What to do
Search the records for the word "Schmetterling" and report each line that has it.

Data for this task
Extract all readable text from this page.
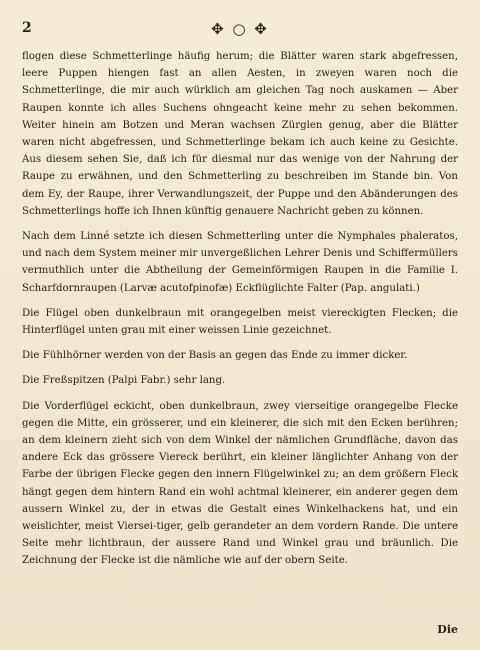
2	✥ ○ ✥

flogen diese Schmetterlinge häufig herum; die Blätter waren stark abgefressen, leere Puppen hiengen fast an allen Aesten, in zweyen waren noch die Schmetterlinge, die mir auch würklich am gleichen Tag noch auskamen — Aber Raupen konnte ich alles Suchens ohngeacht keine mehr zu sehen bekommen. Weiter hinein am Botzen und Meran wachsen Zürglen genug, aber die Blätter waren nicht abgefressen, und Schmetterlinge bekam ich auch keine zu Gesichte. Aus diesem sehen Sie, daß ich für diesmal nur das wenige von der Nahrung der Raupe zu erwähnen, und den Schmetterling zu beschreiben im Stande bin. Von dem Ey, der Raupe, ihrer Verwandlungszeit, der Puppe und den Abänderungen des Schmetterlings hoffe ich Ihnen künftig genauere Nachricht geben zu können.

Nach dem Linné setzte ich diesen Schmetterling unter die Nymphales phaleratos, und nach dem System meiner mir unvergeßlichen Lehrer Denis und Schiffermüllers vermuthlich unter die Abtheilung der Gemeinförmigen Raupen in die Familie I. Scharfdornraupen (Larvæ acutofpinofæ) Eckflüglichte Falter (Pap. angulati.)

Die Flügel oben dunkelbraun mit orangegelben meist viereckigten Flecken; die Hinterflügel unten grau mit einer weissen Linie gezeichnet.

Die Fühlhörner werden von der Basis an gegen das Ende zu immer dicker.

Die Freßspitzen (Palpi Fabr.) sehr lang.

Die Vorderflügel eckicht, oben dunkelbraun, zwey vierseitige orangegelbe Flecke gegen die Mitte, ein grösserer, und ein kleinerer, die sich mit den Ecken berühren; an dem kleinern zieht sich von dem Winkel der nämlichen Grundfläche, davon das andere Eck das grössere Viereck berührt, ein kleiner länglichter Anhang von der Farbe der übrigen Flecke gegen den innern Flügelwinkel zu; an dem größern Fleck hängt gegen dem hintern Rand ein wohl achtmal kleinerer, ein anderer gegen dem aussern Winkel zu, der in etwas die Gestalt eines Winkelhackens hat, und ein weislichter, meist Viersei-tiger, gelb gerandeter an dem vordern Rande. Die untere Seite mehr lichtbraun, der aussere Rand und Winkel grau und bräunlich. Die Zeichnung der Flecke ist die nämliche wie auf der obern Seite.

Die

Completed exercise
flogen diese Schmetterlinge häufig herum; die Blätter waren stark abgefressen, leere Puppen hiengen fast an allen Aesten, in zweyen waren noch die Schmetterlinge, die mir auch würklich am gleichen Tag noch auskamen — Aber Raupen konnte ich alles Suchens ohngeacht keine mehr zu sehen bekommen. Weiter hinein am Botzen und Meran wachsen Zürglen genug, aber die Blätter waren nicht abgefressen, und Schmetterlinge bekam ich auch keine zu Gesichte. Aus diesem sehen Sie, daß ich für diesmal nur das wenige von der Nahrung der Raupe zu erwähnen, und den Schmetterling zu beschreiben im Stande bin. Von dem Ey, der Raupe, ihrer Verwandlungszeit, der Puppe und den Abänderungen des Schmetterlings hoffe ich Ihnen künftig genauere Nachricht geben zu können.
Nach dem Linné setzte ich diesen Schmetterling unter die Nymphales phaleratos, und nach dem System meiner mir unvergeßlichen Lehrer Denis und Schiffermüllers vermuthlich unter die Abtheilung der Gemeinförmigen Raupen in die Familie I. Scharfdornraupen (Larvæ acutofpinofæ) Eckflüglichte Falter (Pap. angulati.)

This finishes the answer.